↓↓↓

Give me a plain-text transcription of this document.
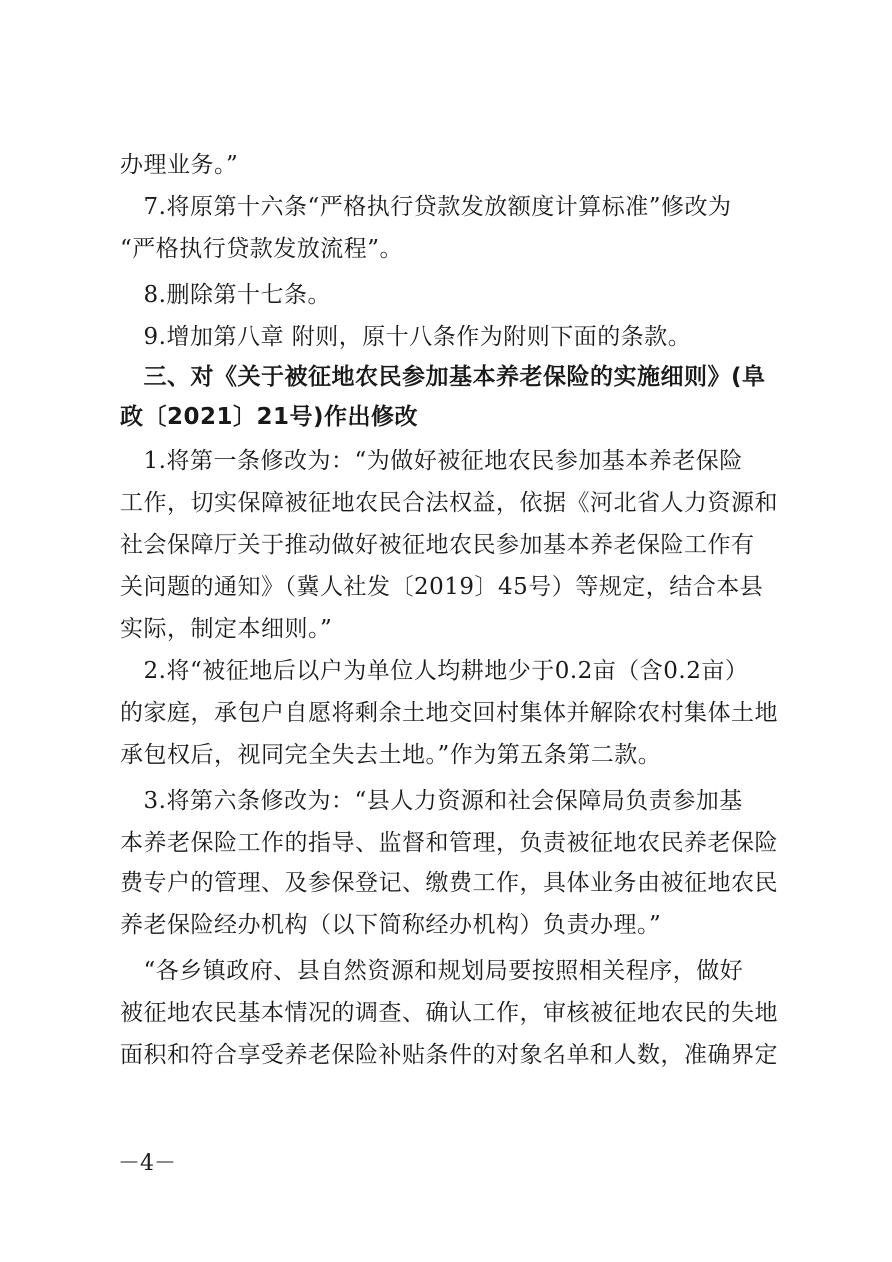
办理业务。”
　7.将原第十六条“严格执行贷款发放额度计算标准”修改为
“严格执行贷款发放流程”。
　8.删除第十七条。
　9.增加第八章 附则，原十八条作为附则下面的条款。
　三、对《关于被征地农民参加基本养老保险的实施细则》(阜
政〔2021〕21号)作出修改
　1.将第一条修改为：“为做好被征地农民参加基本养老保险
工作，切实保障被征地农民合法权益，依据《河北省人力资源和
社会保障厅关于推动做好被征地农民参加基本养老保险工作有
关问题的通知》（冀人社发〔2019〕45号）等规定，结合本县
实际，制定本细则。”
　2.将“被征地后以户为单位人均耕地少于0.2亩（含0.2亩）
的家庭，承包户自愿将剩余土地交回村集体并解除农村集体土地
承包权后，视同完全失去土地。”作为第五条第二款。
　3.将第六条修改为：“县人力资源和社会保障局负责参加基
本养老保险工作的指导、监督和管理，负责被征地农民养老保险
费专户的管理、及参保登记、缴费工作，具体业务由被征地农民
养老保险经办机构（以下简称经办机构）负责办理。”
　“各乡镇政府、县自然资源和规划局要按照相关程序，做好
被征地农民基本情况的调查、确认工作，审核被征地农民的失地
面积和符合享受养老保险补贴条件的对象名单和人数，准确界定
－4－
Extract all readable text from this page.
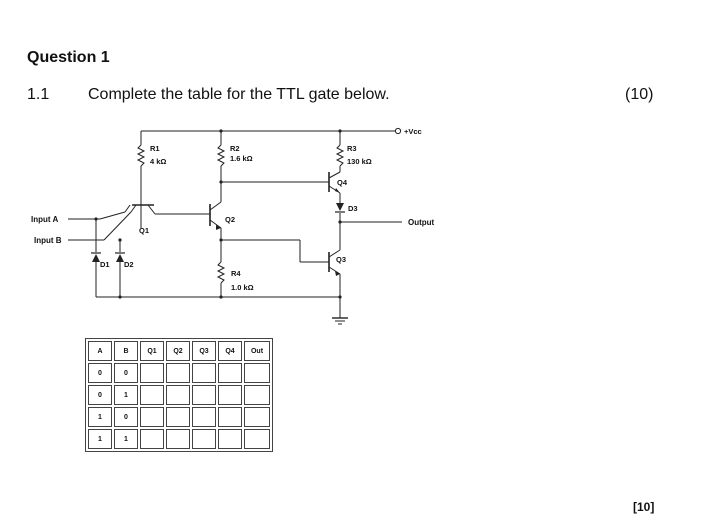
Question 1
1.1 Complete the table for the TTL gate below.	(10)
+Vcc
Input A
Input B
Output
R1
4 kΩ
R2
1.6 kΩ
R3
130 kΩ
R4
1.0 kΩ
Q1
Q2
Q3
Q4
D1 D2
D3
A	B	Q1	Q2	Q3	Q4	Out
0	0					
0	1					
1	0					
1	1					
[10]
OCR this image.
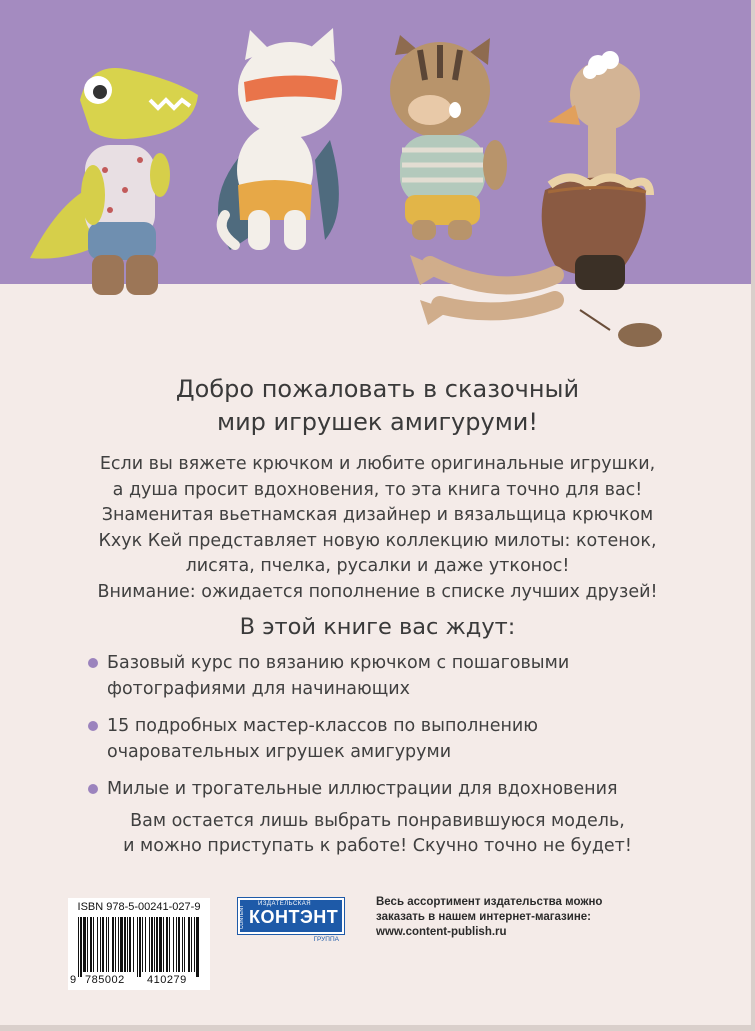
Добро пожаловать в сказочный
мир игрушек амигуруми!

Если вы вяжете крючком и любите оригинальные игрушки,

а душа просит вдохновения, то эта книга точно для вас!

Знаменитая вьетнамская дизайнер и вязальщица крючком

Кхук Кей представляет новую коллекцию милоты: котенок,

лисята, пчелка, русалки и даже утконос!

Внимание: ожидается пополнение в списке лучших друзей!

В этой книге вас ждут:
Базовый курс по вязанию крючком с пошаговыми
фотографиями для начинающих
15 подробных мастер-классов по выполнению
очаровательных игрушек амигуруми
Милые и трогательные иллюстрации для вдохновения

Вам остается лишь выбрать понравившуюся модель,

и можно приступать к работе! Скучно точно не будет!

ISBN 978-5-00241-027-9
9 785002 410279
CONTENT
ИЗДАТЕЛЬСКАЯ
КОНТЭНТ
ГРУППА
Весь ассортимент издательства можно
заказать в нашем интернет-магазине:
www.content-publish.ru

↑↑↑

(OBJECTIVE):
Identify how many lines in the entries above include the string "крючком", then state that number alone.

(RESULT BELOW):
3